— start Information supplied —

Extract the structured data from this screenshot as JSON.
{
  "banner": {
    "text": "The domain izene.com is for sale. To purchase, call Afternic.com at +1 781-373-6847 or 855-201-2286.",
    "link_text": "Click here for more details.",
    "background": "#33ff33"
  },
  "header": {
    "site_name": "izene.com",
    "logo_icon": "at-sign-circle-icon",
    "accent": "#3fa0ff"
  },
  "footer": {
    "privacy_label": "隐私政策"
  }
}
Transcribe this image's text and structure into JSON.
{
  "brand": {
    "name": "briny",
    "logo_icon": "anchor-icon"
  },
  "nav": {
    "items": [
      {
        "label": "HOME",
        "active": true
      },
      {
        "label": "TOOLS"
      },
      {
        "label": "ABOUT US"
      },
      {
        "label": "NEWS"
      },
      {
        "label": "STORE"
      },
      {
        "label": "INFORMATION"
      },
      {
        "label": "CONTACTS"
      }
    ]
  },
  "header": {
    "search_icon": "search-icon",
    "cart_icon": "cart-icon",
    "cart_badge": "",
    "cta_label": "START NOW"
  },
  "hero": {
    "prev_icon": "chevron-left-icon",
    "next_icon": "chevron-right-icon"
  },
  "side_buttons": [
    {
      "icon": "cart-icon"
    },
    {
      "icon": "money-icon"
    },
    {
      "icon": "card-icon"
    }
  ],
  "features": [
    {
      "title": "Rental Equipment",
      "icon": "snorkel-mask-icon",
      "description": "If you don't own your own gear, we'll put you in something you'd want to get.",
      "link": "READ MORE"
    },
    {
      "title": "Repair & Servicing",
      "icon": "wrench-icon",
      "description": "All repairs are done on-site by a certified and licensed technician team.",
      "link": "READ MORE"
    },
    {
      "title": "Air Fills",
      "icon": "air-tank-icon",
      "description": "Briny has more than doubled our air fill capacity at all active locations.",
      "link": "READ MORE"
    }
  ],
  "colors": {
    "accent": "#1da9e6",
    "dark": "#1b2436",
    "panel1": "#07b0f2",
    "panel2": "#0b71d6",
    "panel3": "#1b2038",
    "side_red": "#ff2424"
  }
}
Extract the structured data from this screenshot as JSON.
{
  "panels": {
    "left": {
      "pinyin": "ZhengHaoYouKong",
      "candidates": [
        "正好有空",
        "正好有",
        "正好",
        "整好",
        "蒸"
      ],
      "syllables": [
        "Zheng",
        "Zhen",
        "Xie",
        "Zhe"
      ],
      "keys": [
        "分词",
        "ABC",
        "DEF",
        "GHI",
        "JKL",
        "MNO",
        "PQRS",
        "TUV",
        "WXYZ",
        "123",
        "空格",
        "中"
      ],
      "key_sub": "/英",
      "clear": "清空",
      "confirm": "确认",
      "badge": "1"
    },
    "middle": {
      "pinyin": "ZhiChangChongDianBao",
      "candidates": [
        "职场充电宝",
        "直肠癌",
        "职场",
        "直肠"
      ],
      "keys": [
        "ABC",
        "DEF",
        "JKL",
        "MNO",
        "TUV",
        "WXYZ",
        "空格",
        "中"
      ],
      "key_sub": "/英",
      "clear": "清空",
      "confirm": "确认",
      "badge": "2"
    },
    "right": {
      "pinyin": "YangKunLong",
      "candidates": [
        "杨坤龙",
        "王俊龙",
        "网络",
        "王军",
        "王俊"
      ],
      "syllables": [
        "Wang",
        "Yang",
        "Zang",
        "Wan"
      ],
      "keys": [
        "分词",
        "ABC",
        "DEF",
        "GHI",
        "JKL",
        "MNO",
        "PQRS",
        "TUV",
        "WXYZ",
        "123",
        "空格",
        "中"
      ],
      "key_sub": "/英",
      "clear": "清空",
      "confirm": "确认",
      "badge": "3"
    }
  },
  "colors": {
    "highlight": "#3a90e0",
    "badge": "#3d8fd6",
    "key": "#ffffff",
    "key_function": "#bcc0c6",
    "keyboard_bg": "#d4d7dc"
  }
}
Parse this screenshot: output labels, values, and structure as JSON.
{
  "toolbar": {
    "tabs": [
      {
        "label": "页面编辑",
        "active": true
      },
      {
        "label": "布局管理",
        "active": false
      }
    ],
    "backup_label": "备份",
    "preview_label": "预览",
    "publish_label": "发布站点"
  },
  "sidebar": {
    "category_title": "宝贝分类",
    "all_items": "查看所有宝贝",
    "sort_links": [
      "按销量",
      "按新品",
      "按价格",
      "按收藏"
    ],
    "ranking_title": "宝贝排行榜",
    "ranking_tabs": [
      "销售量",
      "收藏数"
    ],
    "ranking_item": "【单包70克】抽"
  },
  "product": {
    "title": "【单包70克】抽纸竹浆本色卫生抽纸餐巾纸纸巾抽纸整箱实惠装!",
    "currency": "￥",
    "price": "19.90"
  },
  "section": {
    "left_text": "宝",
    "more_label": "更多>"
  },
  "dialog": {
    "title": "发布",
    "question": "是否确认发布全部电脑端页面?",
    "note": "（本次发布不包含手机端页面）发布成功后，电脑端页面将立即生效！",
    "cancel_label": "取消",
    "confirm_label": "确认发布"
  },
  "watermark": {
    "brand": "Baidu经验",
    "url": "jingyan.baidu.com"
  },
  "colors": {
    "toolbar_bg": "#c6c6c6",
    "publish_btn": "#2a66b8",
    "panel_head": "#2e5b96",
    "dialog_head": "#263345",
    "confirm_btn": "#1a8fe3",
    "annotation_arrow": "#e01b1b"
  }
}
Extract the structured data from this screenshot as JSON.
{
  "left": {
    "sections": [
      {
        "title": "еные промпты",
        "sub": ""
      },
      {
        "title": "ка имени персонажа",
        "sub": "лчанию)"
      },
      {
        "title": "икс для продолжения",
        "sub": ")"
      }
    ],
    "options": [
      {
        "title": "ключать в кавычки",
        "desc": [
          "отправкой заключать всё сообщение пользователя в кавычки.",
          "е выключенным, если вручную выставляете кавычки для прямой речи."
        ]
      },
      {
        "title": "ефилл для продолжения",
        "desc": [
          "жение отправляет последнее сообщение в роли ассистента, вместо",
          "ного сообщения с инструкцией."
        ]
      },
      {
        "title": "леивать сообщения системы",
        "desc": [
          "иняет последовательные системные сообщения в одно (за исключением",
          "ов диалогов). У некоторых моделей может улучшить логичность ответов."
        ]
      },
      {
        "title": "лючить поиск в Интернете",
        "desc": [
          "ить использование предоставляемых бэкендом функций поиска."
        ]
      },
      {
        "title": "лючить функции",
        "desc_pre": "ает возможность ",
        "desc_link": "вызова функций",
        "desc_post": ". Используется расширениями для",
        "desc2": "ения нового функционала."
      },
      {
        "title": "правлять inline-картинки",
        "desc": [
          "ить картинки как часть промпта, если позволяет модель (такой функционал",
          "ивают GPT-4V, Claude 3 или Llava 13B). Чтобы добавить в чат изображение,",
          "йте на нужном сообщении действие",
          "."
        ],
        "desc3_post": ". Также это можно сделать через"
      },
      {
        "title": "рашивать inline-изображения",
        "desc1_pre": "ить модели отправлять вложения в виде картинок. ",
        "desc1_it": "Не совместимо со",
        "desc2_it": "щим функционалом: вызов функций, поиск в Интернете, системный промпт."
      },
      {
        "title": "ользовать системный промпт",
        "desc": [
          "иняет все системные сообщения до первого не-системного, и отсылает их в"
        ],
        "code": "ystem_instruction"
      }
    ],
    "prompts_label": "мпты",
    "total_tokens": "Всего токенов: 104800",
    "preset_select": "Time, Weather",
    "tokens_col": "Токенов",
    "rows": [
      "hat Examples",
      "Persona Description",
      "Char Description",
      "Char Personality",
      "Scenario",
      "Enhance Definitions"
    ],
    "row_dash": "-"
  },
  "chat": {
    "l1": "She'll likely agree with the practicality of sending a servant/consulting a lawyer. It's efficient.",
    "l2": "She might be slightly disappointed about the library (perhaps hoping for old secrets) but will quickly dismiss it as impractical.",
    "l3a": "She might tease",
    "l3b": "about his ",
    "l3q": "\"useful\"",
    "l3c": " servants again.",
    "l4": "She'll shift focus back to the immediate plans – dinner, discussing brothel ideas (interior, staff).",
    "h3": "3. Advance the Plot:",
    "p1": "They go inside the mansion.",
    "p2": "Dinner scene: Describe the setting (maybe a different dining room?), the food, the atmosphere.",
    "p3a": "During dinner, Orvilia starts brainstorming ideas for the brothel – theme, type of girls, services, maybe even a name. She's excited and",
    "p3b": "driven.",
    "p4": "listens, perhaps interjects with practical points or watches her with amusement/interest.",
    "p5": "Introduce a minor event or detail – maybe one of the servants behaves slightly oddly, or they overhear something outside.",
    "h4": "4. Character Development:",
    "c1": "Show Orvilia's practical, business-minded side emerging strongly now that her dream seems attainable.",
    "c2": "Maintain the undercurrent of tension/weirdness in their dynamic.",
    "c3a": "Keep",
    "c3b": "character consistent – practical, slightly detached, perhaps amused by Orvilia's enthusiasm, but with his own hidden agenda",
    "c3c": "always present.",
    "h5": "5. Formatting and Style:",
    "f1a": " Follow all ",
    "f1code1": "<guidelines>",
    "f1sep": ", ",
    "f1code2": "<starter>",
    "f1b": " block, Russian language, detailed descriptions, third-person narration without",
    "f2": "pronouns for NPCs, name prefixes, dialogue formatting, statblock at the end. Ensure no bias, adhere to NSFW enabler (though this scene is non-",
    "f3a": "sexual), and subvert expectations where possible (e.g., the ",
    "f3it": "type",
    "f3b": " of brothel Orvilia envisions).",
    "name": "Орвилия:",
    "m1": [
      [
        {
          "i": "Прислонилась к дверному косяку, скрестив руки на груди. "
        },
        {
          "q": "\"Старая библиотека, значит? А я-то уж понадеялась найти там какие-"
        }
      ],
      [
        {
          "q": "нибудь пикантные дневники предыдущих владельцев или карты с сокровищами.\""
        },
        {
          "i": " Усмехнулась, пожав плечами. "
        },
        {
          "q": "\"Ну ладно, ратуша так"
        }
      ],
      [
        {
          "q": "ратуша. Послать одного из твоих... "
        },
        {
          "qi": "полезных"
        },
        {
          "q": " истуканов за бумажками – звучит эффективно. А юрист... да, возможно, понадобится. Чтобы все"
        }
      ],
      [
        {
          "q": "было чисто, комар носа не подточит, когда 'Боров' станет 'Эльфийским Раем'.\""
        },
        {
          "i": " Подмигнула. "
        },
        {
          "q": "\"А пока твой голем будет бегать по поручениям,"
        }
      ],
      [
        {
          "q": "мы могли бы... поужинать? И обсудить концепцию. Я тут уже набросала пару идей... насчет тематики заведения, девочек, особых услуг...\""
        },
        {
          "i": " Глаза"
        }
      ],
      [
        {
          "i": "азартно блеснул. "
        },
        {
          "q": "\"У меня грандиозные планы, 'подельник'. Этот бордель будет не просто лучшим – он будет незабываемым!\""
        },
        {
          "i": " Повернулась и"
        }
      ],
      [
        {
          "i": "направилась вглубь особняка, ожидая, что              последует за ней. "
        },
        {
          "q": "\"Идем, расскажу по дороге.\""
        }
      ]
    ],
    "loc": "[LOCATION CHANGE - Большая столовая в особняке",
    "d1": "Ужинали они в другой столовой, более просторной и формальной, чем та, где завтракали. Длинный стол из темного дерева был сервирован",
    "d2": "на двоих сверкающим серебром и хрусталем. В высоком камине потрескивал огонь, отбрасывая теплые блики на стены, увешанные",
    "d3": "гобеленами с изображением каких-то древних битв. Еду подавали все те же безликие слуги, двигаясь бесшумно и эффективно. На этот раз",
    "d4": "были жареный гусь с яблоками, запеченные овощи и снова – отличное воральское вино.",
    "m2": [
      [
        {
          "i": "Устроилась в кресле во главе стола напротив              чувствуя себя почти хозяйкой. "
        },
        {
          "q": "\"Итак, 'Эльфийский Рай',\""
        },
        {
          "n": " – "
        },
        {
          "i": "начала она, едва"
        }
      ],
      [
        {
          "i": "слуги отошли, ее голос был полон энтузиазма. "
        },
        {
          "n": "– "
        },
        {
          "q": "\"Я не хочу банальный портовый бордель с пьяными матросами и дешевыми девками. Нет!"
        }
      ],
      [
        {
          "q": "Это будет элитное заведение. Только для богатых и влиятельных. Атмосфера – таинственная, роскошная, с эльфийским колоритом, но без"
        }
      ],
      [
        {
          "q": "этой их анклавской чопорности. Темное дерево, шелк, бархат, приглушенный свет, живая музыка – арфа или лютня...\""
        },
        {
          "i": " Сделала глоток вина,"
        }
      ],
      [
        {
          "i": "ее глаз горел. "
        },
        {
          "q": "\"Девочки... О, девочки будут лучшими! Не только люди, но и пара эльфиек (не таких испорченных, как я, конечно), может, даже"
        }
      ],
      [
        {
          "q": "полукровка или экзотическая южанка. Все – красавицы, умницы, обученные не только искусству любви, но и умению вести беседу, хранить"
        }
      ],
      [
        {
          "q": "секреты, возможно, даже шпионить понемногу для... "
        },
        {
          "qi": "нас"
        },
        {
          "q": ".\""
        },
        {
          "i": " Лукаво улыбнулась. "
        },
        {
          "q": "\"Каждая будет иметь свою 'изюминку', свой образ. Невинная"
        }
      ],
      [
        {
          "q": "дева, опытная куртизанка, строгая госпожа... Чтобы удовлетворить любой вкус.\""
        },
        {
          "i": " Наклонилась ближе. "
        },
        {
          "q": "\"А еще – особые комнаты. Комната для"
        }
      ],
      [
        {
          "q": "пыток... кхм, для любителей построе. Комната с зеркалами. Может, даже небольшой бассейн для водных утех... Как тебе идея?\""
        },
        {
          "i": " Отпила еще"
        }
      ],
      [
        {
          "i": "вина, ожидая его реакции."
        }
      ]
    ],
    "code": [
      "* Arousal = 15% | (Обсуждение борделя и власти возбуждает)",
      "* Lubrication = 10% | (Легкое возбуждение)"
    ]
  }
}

— end Information supplied —

**Description of the task**
Search the data for "эффективно". Copy every matching line.

**Exercise output**
          "q": " истуканов за бумажками – звучит эффективно. А юрист... да, возможно, понадобится. Чтобы все"
    "d3": "гобеленами с изображением каких-то древних битв. Еду подавали все те же безликие слуги, двигаясь бесшумно и эффективно. На этот раз",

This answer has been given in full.